O procurador-geral de justiça do Maranhão, Danilo de Castro, liderou nessa terça-feira (12) uma reunião estratégica para discutir a criação de uma resolução conjunta que pretende limitar os gastos de prefeituras com shows e eventos pagos com dinheiro público no estado.

O encontro ocorreu na sede da Ministério Público do Estado do Maranhão e reuniu importantes autoridades, entre elas o presidente da Federação dos Municípios do Estado do Maranhão, Roberto Costa, o presidente do Tribunal de Contas do Estado do Maranhão, Daniel Brandão, e o procurador-geral do Ministério Público de Contas, Douglas Silva.

A proposta prevê a criação de uma tabela de cachês com valores compatíveis com a realidade financeira de cada município maranhense. O objetivo é evitar contratações consideradas excessivas, que possam comprometer áreas essenciais como saúde, educação e pagamento de servidores.

Segundo Danilo de Castro, a intenção é estabelecer critérios para impedir gastos considerados desproporcionais com atrações artísticas.

“É preciso a gente ter parâmetros para que serviços essenciais destinados à população não sejam prejudicados por conta de pagamentos desarrazoados de bandas e de shows”, afirmou o procurador-geral.

O presidente da Famem, Roberto Costa, destacou que a iniciativa busca equilibrar a realização de eventos culturais com a responsabilidade fiscal das prefeituras.

# Ações necessárias
[1] Responda, com base no texto sobre os gastos com shows:
(a) Onde aconteceu o encontro?
(b) Quem é o presidente do Tribunal de Contas do Estado do Maranhão?
(c) Quais áreas essenciais a proposta quer proteger?
[2] Resuma o texto sobre os gastos com shows em duas frases.
[3] Transcreva o trecho do texto sobre os gastos com shows de "Segundo Danilo de" até "fiscal das prefeituras.".

# Lista de dados

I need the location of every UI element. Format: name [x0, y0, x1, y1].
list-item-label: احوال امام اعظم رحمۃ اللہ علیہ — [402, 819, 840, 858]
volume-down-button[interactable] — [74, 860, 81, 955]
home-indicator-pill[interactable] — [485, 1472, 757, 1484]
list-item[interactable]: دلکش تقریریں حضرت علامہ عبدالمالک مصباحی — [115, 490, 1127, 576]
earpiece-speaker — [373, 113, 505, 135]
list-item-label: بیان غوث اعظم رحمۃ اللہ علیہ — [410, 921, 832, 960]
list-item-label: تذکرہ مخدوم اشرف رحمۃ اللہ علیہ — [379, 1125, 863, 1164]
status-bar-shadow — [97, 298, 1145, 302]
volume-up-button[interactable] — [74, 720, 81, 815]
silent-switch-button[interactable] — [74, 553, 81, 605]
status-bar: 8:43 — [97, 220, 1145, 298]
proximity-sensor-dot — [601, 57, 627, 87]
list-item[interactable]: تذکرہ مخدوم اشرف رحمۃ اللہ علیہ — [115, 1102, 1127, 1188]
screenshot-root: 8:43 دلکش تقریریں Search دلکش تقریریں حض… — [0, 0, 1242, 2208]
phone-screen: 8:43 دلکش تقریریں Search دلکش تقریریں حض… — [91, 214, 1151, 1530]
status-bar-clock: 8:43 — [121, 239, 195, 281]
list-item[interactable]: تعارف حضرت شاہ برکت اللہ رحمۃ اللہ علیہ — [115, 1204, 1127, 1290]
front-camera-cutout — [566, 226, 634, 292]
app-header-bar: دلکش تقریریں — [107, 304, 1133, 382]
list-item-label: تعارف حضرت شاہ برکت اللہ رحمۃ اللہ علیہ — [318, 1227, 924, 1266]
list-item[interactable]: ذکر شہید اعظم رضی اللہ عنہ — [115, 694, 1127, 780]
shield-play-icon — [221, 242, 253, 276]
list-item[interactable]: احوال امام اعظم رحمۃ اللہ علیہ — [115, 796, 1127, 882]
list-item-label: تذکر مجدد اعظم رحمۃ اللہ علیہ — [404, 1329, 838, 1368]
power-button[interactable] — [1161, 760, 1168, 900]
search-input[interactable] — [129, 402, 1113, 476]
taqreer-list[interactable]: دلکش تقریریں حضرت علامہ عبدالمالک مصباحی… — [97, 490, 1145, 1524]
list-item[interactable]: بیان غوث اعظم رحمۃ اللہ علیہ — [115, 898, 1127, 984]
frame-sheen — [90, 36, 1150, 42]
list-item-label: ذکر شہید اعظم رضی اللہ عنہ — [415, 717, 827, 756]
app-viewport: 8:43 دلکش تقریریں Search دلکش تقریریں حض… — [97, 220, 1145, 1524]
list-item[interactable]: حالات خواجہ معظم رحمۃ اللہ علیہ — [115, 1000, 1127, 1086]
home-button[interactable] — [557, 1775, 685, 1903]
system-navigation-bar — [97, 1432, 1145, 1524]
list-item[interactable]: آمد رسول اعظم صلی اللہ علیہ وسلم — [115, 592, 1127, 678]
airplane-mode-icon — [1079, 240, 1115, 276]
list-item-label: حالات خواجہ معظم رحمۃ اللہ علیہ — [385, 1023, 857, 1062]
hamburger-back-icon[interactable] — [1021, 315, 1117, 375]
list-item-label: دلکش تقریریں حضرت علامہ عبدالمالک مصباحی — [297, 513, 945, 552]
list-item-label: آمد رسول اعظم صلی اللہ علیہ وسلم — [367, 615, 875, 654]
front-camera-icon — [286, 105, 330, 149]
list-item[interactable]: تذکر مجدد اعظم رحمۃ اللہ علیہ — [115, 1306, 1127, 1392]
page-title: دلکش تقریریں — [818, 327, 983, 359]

# Respostas em ordem
[1]
(a) Na sede do Ministério Público do Estado do Maranhão.
(b) Daniel Brandão.
(c) Saúde, educação e pagamento de servidores.

[2] O procurador-geral de justiça do Maranhão, Danilo de Castro, liderou uma reunião com autoridades para discutir uma resolução conjunta. A resolução pretende limitar os gastos de prefeituras com shows e eventos pagos com dinheiro público por meio de uma tabela de cachês adequada à realidade financeira de cada município, para evitar contratações excessivas que comprometam saúde, educação e pagamento de servidores.

[3]
Segundo Danilo de Castro, a intenção é estabelecer critérios para impedir gastos considerados desproporcionais com atrações artísticas.

“É preciso a gente ter parâmetros para que serviços essenciais destinados à população não sejam prejudicados por conta de pagamentos desarrazoados de bandas e de shows”, afirmou o procurador-geral.

O presidente da Famem, Roberto Costa, destacou que a iniciativa busca equilibrar a realização de eventos culturais com a responsabilidade fiscal das prefeituras.